■ 提示テキスト:
····················
Sightsong

自縄自縛日記

トニー・マラビー『Incantations』

2016-05-28 14:01:15 | アヴァンギャルド・ジャズ

トニー・マラビー『Incantations』(clean feed、2015年)を聴く。

Paloma Recio:
Tony Malaby (ts, ss)
Ben Monder (g)
Eivind Opsvik (b)
Nasheet Waits (ds)

ここではマラビーはソプラノとテナーを吹いている。透明感のあるソプラノ、どっしりとしたテナーのいずれも、無数の異なる周波数の集合体として実に重層的な音を出しており、変わらず素晴らしい。clean feedレーベルの本盤のサイトでは、「メインストリーム」と「アヴァンギャルド」とは相反するものではなく、マラビーにとってはコインの両面なのだと煽ってあり、これはまさに言い得て妙。現代最強のサックス奏者の称号を贈ろう。(何がどのように?)

このグループのよさはベン・モンダーの参加にもある。まるで並行する別宇宙で超然として別文脈のギターを鳴らしていて、ときおりこちらの世界に飛び移ってきて基底音となったり絡みあったりするようなイメージ。また、アイヴィン・オプスヴィークのベースはこんなに重たかったのかという発見もある。

最後の17分以上にわたる「Procedure」では興奮必至。
····················
■ データ一覧:
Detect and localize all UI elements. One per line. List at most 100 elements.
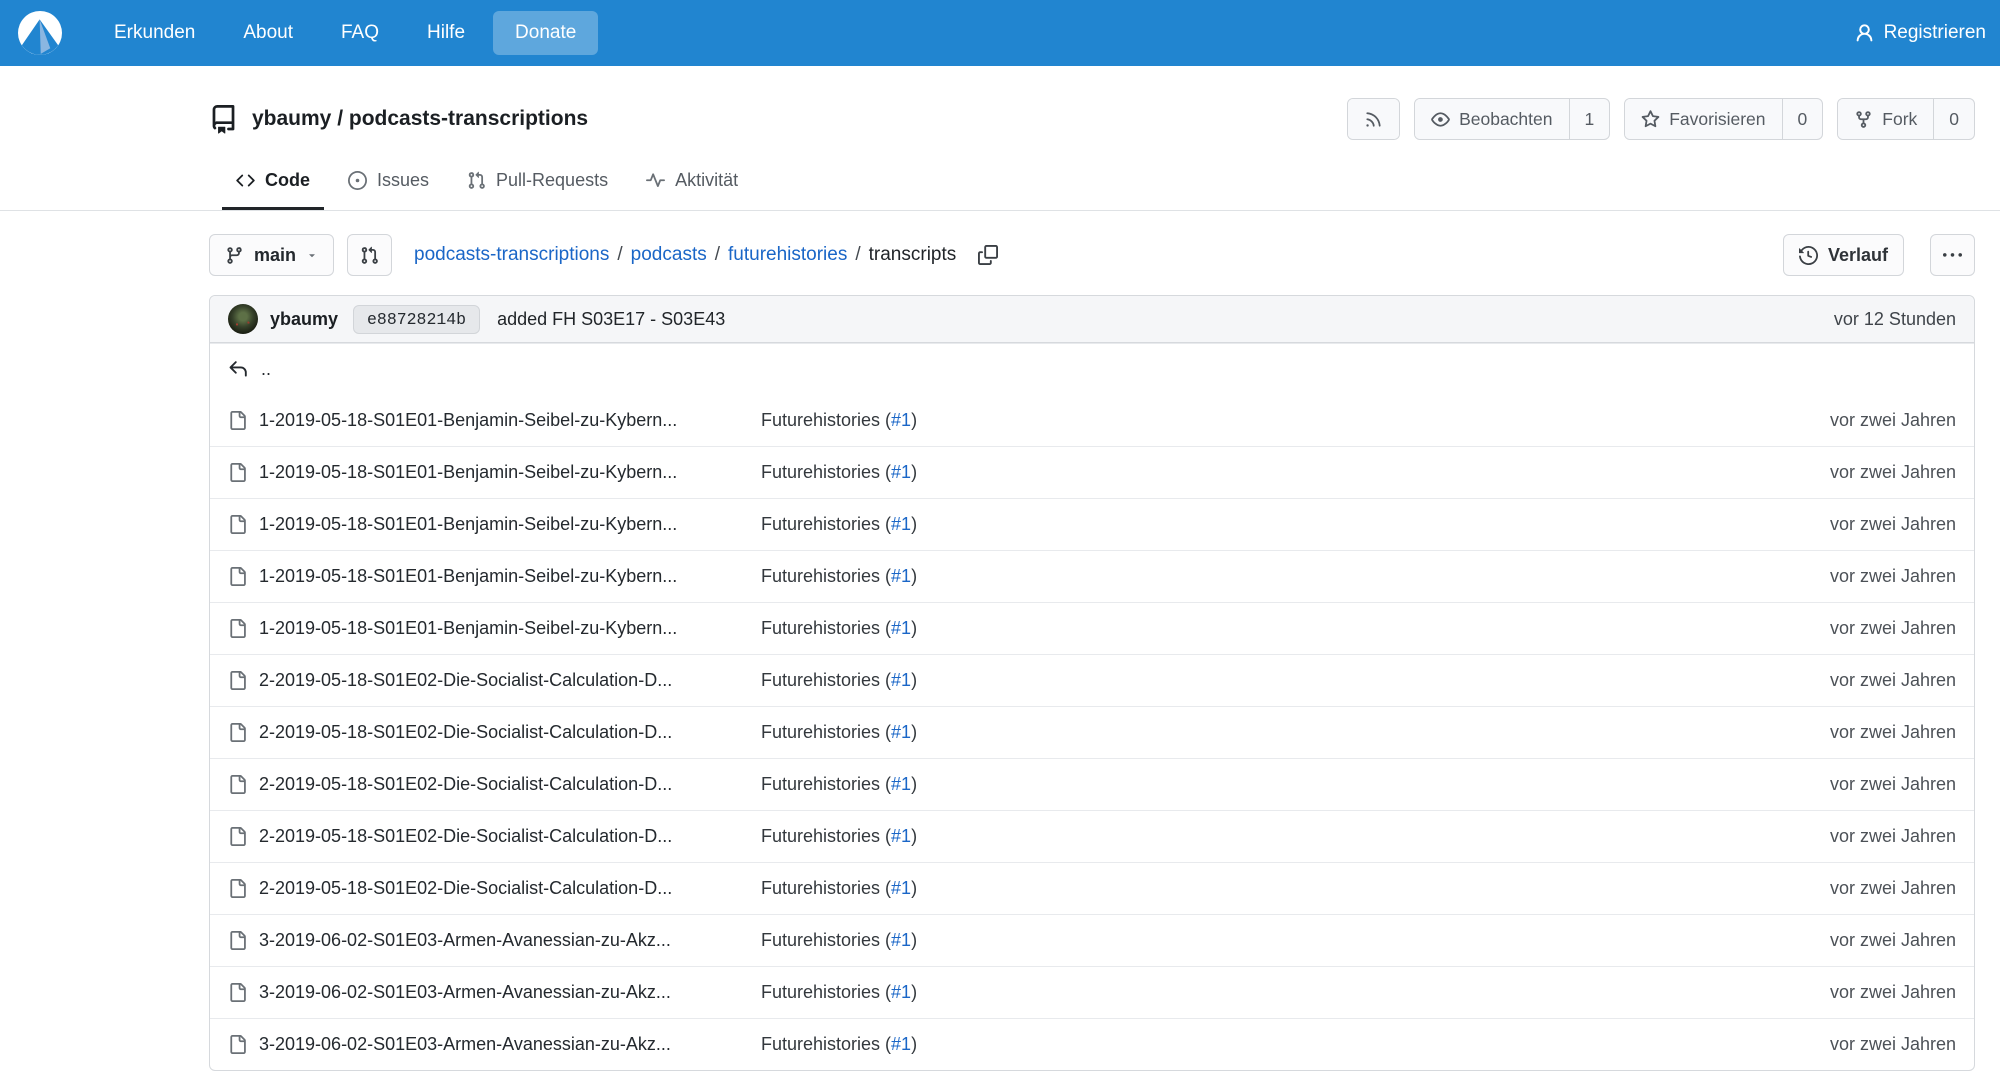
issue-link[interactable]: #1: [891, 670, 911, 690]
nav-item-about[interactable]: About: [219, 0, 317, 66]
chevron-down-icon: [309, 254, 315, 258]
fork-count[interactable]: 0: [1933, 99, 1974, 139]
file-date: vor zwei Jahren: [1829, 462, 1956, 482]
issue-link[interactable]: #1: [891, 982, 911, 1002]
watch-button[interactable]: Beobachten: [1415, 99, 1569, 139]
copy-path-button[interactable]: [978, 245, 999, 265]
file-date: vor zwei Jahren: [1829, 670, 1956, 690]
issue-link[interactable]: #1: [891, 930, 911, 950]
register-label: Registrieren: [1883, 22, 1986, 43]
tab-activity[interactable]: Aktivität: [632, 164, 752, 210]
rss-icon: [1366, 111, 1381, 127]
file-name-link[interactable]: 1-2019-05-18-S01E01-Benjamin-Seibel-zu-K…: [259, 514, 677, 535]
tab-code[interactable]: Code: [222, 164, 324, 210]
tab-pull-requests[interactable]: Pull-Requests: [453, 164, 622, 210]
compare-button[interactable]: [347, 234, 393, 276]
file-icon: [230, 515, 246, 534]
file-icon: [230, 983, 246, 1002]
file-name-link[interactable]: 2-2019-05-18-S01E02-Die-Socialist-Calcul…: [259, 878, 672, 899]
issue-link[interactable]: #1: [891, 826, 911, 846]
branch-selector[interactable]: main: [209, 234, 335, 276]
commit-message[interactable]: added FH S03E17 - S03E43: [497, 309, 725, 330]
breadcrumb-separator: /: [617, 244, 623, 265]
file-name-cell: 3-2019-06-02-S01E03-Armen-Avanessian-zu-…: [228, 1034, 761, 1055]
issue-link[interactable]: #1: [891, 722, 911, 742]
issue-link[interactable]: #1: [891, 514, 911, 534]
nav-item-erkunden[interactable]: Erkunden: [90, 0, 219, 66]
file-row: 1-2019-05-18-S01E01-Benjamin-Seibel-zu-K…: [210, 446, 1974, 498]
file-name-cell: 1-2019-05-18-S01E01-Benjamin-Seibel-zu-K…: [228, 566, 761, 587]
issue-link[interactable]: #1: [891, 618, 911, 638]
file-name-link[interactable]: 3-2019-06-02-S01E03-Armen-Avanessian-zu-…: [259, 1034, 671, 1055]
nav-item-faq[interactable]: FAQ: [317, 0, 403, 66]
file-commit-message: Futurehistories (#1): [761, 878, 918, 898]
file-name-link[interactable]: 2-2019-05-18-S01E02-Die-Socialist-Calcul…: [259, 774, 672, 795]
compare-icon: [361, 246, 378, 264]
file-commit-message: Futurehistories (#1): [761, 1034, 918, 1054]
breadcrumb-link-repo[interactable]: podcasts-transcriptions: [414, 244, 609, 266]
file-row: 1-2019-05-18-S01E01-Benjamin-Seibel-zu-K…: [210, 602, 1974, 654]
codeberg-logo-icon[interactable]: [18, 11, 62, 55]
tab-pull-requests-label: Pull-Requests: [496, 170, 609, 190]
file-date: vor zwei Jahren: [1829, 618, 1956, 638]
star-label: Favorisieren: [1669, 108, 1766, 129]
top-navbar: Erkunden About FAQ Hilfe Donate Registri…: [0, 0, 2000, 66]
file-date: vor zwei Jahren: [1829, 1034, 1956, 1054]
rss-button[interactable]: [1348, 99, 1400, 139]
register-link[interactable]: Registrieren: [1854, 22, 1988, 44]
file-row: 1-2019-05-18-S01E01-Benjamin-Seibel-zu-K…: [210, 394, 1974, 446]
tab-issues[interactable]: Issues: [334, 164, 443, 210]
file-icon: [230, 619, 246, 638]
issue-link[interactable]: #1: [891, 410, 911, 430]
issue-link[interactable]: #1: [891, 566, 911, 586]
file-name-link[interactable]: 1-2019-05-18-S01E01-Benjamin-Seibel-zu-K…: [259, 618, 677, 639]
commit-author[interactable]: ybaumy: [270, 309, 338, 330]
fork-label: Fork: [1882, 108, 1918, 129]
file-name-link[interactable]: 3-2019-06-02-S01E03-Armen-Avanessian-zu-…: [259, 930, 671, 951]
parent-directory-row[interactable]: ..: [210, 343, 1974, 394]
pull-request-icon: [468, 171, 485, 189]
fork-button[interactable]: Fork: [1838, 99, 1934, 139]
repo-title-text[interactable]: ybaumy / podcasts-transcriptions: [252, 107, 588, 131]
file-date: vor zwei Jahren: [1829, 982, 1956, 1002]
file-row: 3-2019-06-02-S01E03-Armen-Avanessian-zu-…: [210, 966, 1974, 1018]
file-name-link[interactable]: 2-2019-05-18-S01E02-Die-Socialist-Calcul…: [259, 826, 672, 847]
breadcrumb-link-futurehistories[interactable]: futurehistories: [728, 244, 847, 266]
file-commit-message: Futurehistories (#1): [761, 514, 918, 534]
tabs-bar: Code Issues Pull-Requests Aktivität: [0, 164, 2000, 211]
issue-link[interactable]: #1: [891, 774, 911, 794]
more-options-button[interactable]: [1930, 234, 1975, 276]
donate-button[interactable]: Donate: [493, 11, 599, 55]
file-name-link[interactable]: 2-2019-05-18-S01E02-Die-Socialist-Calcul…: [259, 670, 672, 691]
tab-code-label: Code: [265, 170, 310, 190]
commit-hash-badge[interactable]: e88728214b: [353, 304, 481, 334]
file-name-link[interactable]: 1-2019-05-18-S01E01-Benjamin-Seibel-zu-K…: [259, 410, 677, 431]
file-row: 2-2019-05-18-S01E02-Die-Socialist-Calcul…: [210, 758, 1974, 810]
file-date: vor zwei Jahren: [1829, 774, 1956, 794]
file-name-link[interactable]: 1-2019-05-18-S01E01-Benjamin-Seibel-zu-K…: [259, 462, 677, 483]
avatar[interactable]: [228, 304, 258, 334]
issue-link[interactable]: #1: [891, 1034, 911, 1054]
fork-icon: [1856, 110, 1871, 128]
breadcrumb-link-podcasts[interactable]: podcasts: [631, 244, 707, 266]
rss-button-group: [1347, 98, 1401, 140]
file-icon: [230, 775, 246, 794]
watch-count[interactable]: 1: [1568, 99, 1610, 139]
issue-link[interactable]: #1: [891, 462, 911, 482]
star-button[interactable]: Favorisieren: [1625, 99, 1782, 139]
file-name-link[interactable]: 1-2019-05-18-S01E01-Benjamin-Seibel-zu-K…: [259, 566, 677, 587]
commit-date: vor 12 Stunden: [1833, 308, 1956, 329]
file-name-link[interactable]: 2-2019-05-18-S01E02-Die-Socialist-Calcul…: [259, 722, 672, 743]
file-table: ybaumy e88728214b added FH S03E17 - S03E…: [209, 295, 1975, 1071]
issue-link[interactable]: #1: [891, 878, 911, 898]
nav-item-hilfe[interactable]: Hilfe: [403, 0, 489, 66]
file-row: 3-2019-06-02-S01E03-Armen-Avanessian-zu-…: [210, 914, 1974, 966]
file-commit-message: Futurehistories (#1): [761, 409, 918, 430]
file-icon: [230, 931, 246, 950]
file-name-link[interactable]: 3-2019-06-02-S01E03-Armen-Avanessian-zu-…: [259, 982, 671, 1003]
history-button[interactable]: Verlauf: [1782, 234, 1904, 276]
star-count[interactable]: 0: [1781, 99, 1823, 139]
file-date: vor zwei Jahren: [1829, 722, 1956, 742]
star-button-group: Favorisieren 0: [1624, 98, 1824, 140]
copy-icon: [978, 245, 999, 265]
····················
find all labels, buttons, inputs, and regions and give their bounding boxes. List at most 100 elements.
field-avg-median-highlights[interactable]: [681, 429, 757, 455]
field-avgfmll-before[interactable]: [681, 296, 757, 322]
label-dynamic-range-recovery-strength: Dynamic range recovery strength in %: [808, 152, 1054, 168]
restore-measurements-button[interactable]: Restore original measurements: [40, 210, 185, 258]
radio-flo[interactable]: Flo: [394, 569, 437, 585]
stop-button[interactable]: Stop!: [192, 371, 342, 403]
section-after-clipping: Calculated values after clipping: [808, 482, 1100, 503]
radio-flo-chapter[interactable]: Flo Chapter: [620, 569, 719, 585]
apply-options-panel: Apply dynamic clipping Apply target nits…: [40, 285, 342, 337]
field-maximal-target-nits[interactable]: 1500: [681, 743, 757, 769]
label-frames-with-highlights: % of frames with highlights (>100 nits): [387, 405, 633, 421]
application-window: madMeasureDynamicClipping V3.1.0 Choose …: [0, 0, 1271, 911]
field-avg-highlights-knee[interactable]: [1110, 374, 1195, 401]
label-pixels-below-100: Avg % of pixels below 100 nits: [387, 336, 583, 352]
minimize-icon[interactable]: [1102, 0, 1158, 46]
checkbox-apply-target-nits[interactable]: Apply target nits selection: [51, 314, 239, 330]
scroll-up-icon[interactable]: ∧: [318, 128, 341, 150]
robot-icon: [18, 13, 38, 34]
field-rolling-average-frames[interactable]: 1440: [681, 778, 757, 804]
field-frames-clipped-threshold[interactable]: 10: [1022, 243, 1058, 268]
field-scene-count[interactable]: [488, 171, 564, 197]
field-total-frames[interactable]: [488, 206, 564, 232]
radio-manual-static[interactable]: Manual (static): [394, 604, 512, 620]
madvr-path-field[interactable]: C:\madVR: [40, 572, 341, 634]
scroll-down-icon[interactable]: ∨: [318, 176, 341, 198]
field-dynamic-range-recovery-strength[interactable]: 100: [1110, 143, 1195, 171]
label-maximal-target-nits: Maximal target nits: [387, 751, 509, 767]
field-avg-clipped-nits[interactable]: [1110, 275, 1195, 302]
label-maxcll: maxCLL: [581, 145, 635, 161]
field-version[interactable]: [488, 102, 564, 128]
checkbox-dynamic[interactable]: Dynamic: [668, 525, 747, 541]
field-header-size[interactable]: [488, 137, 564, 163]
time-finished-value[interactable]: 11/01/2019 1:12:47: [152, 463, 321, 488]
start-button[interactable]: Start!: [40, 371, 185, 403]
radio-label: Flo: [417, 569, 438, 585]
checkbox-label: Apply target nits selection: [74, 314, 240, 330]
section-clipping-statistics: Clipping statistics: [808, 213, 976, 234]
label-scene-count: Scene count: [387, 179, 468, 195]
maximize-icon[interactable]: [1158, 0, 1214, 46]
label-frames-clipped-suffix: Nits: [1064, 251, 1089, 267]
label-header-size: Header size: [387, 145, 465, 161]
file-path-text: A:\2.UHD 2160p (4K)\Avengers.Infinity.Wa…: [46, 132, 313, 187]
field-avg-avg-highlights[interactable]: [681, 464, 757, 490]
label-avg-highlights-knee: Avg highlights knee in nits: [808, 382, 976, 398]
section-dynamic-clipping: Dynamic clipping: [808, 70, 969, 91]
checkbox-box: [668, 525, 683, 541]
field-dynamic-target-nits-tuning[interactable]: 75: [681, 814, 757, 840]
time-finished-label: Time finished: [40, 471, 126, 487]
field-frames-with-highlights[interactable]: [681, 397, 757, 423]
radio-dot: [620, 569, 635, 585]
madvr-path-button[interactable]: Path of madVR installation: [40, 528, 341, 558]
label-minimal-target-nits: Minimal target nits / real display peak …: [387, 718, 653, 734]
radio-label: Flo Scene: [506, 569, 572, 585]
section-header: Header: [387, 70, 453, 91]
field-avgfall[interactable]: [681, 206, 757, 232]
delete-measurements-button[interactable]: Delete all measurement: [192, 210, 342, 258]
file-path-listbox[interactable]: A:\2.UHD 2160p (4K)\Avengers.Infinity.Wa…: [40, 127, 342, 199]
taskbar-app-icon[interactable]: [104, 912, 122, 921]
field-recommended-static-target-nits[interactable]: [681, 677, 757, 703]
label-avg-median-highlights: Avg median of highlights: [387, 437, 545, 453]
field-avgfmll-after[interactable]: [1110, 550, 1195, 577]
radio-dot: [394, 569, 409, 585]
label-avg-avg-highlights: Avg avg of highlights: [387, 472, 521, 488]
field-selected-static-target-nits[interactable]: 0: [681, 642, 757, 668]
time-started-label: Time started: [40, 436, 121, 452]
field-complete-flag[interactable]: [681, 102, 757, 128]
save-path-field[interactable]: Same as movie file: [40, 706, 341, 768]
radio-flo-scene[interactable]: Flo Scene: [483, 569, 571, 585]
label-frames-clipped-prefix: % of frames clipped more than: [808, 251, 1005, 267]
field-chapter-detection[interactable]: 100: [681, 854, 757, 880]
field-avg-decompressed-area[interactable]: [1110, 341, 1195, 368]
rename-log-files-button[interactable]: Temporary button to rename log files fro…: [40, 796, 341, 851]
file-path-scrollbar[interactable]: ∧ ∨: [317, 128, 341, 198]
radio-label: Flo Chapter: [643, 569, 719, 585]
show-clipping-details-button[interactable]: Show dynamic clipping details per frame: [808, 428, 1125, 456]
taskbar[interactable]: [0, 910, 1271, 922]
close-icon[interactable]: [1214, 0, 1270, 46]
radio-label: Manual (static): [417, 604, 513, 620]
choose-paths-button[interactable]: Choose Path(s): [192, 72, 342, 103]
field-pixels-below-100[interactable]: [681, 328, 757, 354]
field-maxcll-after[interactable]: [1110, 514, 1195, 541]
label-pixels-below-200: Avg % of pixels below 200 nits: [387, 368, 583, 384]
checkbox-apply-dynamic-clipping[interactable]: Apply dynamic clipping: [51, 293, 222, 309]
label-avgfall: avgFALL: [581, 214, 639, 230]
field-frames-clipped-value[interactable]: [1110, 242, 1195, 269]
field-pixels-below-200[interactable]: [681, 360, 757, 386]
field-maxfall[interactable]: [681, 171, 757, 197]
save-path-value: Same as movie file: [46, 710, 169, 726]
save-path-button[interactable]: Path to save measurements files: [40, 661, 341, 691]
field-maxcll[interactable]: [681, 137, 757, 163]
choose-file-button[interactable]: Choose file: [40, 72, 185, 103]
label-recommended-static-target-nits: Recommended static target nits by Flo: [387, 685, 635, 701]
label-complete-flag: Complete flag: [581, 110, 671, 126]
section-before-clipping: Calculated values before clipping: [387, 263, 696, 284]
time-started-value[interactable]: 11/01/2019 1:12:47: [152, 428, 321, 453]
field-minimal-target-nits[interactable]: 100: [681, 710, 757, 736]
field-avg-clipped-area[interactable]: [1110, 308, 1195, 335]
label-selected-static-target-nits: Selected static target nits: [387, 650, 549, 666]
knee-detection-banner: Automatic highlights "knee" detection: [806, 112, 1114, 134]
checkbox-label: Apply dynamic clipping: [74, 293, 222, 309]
····················
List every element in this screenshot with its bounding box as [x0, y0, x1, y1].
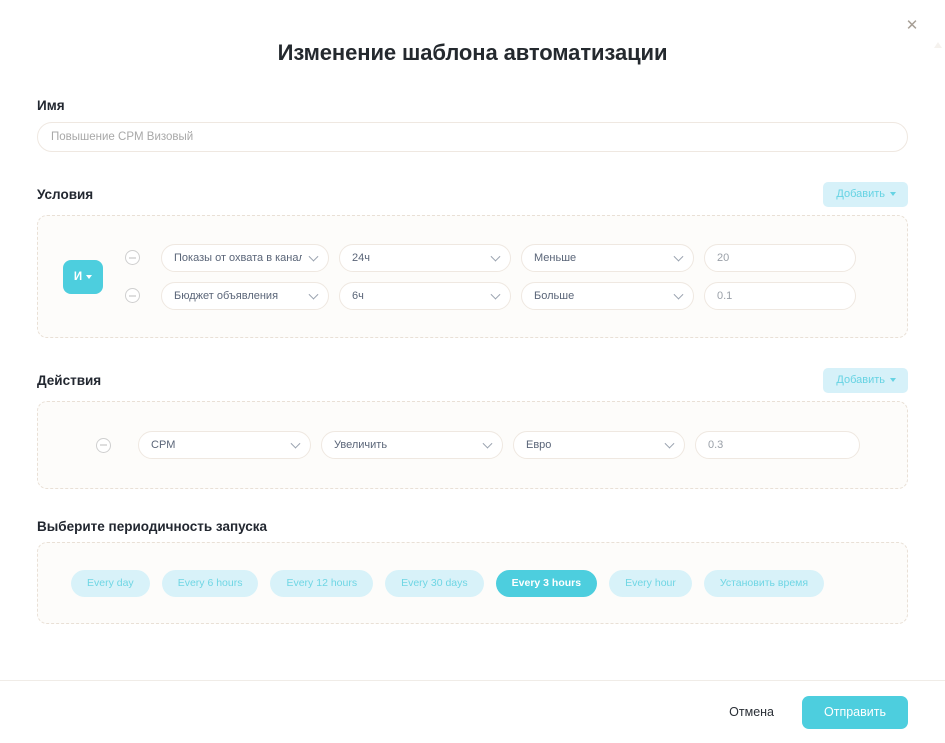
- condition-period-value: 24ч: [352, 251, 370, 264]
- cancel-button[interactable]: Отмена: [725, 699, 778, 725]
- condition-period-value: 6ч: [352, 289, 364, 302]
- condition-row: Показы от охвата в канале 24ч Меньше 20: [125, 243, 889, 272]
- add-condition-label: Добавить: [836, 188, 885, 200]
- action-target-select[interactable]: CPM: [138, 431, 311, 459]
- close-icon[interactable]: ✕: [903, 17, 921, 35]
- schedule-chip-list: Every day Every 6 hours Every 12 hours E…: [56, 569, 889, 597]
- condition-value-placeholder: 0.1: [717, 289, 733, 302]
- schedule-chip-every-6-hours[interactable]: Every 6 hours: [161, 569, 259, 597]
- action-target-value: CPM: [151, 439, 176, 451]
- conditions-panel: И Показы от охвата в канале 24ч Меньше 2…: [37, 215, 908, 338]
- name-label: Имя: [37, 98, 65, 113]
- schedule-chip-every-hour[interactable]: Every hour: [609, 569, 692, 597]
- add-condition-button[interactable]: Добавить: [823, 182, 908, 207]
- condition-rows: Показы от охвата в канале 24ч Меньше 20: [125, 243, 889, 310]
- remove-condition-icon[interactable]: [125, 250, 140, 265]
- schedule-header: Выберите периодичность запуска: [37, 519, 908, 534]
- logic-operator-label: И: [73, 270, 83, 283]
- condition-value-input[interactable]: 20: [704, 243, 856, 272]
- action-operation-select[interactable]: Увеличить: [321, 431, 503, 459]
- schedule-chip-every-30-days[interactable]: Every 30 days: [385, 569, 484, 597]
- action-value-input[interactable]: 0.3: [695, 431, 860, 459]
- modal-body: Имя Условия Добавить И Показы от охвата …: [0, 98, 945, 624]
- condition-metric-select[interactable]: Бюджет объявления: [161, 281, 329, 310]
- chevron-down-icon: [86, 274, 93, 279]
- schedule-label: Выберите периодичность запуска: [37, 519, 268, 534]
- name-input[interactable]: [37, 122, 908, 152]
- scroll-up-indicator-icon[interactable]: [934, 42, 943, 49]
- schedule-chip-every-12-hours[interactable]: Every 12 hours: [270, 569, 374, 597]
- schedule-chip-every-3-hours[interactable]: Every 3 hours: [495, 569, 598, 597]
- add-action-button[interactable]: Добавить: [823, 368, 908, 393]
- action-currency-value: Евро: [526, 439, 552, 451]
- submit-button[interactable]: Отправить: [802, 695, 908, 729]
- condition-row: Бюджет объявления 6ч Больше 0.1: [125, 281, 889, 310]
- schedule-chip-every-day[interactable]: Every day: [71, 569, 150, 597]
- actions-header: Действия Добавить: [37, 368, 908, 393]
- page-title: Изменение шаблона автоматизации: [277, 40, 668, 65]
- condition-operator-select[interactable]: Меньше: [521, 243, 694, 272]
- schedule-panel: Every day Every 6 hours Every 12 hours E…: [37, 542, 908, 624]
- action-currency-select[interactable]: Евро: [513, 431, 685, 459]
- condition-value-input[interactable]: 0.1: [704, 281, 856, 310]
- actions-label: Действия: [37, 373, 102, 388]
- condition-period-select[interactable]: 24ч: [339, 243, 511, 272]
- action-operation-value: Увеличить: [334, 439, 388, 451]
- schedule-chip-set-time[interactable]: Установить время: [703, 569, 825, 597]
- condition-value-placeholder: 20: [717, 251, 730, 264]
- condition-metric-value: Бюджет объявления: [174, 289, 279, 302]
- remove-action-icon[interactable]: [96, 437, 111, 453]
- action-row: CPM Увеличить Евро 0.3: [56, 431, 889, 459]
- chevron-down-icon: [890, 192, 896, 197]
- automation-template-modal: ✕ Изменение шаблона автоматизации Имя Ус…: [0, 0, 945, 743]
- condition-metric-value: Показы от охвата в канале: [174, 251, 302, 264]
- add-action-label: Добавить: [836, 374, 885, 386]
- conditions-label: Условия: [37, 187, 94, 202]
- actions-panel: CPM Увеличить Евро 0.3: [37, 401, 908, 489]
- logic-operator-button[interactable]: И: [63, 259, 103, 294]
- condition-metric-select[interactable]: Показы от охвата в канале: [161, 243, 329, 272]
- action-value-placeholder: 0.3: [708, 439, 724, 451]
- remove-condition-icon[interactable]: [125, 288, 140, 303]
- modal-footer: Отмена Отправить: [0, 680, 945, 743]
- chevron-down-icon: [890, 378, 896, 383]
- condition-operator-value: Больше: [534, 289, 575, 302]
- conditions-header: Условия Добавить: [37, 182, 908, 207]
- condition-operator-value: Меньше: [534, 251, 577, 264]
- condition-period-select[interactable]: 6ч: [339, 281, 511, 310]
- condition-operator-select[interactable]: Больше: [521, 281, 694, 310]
····················
■ 作業内容:
トニー・マラビー『Incantations』を取り上げた文章を、一字も変えずに最初から最後まで抜き出してください。

■ この作業への回答:
Sightsong

自縄自縛日記

トニー・マラビー『Incantations』

2016-05-28 14:01:15 | アヴァンギャルド・ジャズ

トニー・マラビー『Incantations』(clean feed、2015年)を聴く。

Paloma Recio:
Tony Malaby (ts, ss)
Ben Monder (g)
Eivind Opsvik (b)
Nasheet Waits (ds)

ここではマラビーはソプラノとテナーを吹いている。透明感のあるソプラノ、どっしりとしたテナーのいずれも、無数の異なる周波数の集合体として実に重層的な音を出しており、変わらず素晴らしい。clean feedレーベルの本盤のサイトでは、「メインストリーム」と「アヴァンギャルド」とは相反するものではなく、マラビーにとってはコインの両面なのだと煽ってあり、これはまさに言い得て妙。現代最強のサックス奏者の称号を贈ろう。(何がどのように?)

このグループのよさはベン・モンダーの参加にもある。まるで並行する別宇宙で超然として別文脈のギターを鳴らしていて、ときおりこちらの世界に飛び移ってきて基底音となったり絡みあったりするようなイメージ。また、アイヴィン・オプスヴィークのベースはこんなに重たかったのかという発見もある。

最後の17分以上にわたる「Procedure」では興奮必至。